*WHAT IS BEING ASKED*
Copy each line of the entries beneath that contains the word "Percentage".

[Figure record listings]
______

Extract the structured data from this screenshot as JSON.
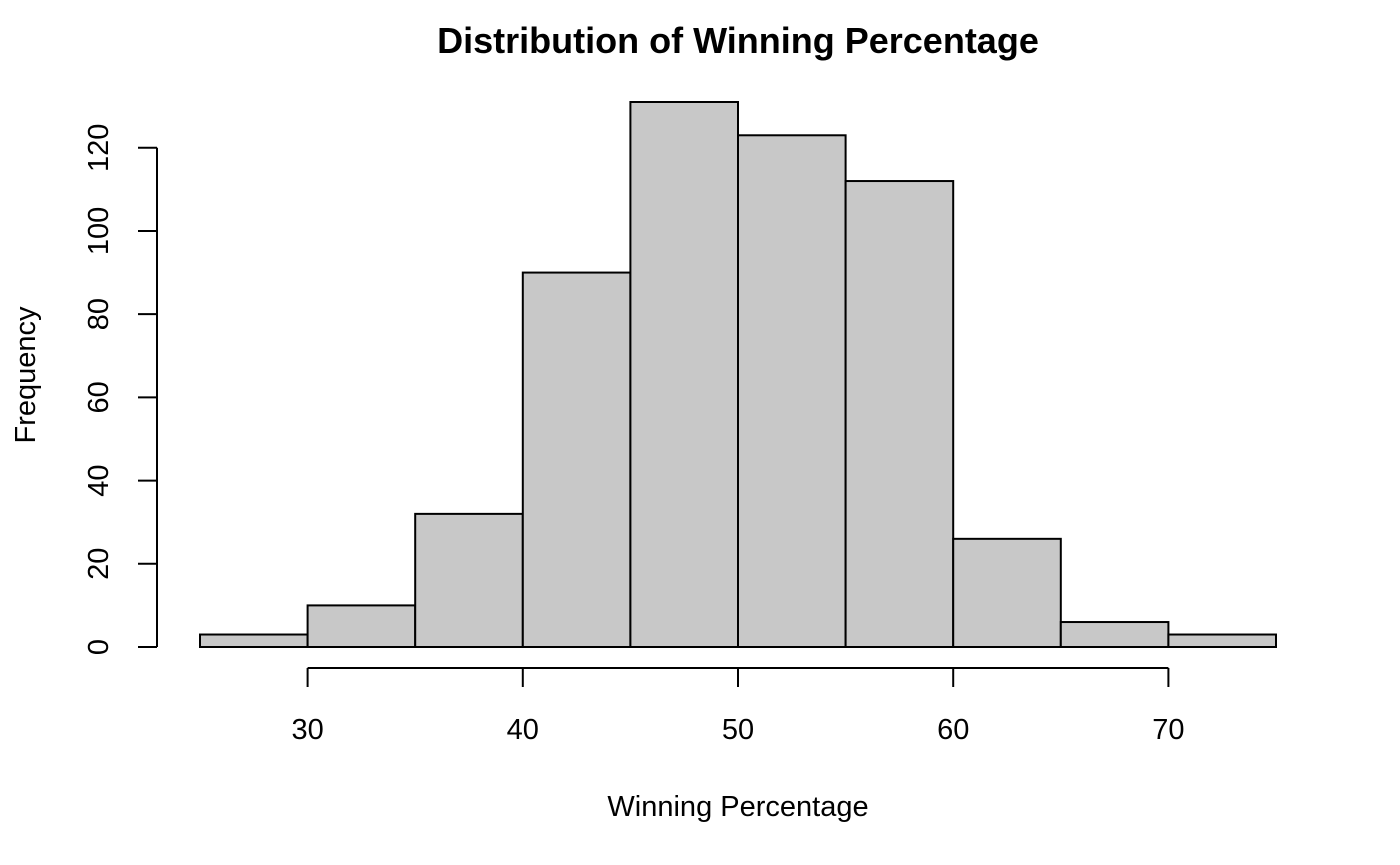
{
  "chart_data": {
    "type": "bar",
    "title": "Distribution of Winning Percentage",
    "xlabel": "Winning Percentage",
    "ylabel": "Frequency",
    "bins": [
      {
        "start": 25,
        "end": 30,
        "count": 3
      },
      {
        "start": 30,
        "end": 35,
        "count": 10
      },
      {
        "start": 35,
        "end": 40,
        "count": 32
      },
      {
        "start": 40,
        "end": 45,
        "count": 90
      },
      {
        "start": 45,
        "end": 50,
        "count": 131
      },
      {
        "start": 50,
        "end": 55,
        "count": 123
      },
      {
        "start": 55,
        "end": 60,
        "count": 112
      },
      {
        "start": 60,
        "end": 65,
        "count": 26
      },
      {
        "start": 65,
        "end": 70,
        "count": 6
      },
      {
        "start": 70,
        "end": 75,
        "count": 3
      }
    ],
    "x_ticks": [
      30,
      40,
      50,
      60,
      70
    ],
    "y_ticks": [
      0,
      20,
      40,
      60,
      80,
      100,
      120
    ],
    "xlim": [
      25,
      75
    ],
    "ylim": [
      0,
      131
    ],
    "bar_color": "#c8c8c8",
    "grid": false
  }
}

______

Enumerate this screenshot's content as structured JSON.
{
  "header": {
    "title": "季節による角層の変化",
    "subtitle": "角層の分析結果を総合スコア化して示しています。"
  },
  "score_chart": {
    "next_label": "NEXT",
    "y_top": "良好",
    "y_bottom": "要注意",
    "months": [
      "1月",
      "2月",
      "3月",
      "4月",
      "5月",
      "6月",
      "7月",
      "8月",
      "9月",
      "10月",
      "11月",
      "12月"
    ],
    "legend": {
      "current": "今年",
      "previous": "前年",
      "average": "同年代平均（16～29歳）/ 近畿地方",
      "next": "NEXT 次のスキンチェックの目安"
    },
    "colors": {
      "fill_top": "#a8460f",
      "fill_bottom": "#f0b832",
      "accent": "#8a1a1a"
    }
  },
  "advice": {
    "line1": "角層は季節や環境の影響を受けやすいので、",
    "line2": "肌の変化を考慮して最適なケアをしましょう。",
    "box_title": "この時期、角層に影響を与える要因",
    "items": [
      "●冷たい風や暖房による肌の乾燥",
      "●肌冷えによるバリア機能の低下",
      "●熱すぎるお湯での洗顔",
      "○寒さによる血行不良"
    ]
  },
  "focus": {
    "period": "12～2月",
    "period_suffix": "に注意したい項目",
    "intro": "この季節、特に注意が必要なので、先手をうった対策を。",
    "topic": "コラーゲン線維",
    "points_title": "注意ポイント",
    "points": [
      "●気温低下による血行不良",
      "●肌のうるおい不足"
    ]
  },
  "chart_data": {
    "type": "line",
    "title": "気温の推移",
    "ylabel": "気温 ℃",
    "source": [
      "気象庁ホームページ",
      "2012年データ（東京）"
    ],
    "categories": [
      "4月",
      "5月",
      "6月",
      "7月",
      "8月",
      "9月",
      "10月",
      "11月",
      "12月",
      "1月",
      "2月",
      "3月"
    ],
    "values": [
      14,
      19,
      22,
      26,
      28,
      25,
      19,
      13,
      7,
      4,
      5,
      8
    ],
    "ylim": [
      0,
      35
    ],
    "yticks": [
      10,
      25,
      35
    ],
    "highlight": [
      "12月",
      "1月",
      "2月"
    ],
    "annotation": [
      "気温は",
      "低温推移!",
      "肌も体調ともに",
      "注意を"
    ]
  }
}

______

*COMPLETE RESPONSE*
    "title": "Distribution of Winning Percentage",
    "xlabel": "Winning Percentage",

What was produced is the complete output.